### The exercise
Which lines in the listing below contain the string "time"? List each of them in full.

— START OF Rows —

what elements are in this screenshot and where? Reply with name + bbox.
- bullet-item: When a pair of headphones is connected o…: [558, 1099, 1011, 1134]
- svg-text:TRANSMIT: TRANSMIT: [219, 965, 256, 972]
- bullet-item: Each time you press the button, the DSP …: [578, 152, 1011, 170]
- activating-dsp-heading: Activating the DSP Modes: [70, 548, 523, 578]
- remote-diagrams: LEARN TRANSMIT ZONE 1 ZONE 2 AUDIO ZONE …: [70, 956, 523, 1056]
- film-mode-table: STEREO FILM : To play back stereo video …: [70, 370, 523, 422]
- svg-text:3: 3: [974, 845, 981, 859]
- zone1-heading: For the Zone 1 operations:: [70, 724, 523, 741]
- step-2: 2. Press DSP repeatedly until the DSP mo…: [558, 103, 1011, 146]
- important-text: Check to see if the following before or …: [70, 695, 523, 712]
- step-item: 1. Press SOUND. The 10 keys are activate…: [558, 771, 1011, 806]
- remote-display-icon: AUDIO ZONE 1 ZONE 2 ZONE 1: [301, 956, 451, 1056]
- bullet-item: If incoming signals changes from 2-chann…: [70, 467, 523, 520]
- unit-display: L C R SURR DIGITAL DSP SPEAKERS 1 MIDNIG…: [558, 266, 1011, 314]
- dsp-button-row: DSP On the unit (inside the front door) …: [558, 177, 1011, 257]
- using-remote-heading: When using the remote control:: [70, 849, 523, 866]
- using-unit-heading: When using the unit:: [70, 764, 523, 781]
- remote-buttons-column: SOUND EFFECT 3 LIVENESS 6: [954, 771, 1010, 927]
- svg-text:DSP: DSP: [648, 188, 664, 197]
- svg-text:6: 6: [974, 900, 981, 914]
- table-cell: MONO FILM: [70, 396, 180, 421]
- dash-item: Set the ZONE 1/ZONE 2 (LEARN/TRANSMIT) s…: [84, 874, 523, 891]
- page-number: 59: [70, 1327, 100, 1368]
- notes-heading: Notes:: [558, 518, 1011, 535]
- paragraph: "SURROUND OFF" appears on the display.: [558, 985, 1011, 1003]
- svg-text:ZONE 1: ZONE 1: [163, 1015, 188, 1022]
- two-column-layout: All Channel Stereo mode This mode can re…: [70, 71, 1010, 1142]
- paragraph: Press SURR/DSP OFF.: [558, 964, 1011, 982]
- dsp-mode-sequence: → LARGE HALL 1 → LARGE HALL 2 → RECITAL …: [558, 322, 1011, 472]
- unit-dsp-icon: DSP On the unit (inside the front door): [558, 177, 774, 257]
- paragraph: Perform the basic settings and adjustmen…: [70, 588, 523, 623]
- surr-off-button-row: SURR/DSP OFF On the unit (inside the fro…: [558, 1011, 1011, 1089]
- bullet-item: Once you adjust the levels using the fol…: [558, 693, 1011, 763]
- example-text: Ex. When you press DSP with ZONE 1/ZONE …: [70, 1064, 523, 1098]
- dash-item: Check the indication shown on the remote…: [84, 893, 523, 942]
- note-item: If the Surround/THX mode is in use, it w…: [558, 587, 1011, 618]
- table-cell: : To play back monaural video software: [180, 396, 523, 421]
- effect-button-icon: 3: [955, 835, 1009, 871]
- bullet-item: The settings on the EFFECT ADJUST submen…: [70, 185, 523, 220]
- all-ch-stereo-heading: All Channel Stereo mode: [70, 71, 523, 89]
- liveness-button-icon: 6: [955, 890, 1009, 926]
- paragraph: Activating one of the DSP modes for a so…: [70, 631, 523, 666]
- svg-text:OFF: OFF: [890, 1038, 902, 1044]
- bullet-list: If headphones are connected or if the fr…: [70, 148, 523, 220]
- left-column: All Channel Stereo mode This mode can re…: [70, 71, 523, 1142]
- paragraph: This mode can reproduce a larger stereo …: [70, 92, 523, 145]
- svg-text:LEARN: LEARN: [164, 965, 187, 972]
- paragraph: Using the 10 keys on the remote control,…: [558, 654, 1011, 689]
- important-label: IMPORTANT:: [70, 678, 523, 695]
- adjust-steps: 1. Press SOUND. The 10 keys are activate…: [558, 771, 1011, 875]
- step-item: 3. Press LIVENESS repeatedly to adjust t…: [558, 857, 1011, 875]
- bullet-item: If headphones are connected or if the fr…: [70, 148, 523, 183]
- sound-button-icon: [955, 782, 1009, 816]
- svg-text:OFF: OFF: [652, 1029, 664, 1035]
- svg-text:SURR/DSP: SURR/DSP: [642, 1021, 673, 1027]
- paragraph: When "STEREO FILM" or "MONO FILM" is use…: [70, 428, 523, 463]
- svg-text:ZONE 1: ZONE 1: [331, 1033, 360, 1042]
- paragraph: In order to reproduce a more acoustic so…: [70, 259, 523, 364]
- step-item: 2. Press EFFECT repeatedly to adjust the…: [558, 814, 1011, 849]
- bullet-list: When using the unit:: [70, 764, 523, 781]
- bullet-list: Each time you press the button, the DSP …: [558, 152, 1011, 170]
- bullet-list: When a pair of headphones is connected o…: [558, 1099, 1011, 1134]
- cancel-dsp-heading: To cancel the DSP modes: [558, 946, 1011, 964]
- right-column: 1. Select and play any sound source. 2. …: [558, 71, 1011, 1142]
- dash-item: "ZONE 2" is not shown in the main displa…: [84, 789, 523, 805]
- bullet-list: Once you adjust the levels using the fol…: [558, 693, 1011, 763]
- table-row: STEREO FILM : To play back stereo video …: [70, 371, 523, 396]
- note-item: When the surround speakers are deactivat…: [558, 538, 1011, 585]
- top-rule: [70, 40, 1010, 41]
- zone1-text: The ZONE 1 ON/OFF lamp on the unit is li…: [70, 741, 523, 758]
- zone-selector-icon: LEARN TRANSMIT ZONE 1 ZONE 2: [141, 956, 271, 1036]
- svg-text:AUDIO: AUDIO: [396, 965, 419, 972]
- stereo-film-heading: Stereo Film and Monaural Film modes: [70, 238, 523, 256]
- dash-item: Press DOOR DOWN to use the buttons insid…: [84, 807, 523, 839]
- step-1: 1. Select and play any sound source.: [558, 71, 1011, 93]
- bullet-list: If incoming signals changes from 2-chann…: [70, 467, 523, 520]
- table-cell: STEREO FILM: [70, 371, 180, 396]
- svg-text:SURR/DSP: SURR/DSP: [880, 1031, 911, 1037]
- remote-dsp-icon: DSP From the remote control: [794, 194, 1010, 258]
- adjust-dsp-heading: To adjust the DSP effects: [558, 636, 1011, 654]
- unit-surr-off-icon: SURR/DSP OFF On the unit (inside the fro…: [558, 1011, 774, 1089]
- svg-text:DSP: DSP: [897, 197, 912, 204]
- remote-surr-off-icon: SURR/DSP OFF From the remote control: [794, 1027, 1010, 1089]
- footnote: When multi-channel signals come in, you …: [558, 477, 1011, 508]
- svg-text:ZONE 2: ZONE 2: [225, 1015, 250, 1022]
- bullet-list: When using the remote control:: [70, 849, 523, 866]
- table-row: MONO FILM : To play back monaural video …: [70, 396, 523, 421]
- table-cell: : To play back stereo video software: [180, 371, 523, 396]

— END OF Rows —

### Answer for the task
- bullet-item: Each time you press the button, the DSP …: [578, 152, 1011, 170]
- bullet-list: Each time you press the button, the DSP …: [558, 152, 1011, 170]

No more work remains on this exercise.